╔══
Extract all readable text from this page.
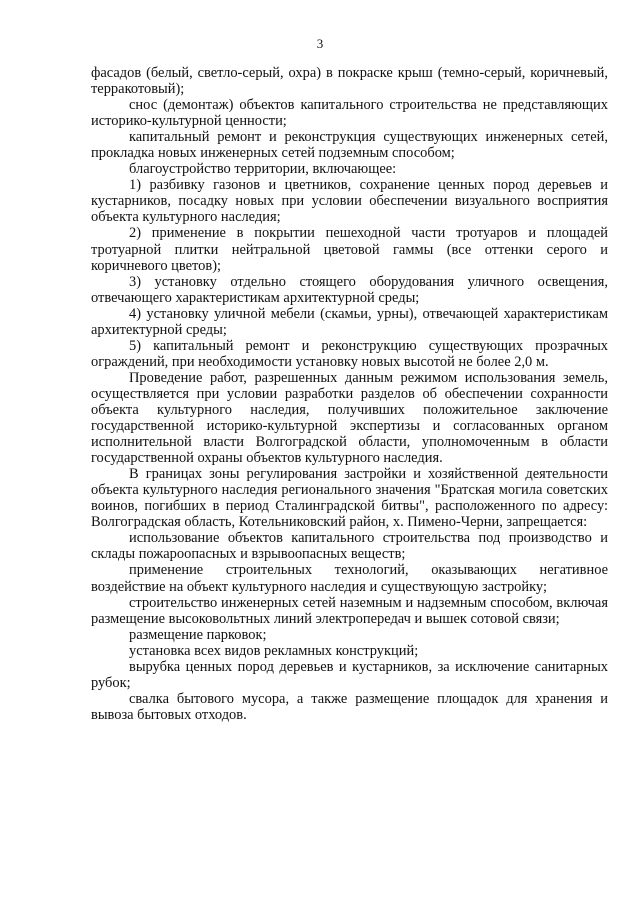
3

фасадов (белый, светло-серый, охра) в покраске крыш (темно-серый, коричневый, терракотовый);

снос (демонтаж) объектов капитального строительства не представляющих историко-культурной ценности;

капитальный ремонт и реконструкция существующих инженерных сетей, прокладка новых инженерных сетей подземным способом;

благоустройство территории, включающее:

1) разбивку газонов и цветников, сохранение ценных пород деревьев и кустарников, посадку новых при условии обеспечении визуального восприятия объекта культурного наследия;

2) применение в покрытии пешеходной части тротуаров и площадей тротуарной плитки нейтральной цветовой гаммы (все оттенки серого и коричневого цветов);

3) установку отдельно стоящего оборудования уличного освещения, отвечающего характеристикам архитектурной среды;

4) установку уличной мебели (скамьи, урны), отвечающей характеристикам архитектурной среды;

5) капитальный ремонт и реконструкцию существующих прозрачных ограждений, при необходимости установку новых высотой не более 2,0 м.

Проведение работ, разрешенных данным режимом использования земель, осуществляется при условии разработки разделов об обеспечении сохранности объекта культурного наследия, получивших положительное заключение государственной историко-культурной экспертизы и согласованных органом исполнительной власти Волгоградской области, уполномоченным в области государственной охраны объектов культурного наследия.

В границах зоны регулирования застройки и хозяйственной деятельности объекта культурного наследия регионального значения "Братская могила советских воинов, погибших в период Сталинградской битвы", расположенного по адресу: Волгоградская область, Котельниковский район, х. Пимено-Черни, запрещается:

использование объектов капитального строительства под производство и склады пожароопасных и взрывоопасных веществ;

применение строительных технологий, оказывающих негативное воздействие на объект культурного наследия и существующую застройку;

строительство инженерных сетей наземным и надземным способом, включая размещение высоковольтных линий электропередач и вышек сотовой связи;

размещение парковок;

установка всех видов рекламных конструкций;

вырубка ценных пород деревьев и кустарников, за исключение санитарных рубок;

свалка бытового мусора, а также размещение площадок для хранения и вывоза бытовых отходов.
╚══
- _JOB_:
Lines containing the string "новых" should be counted; reply with their number and nothing more.

- _EXERCISE RESULT_:
3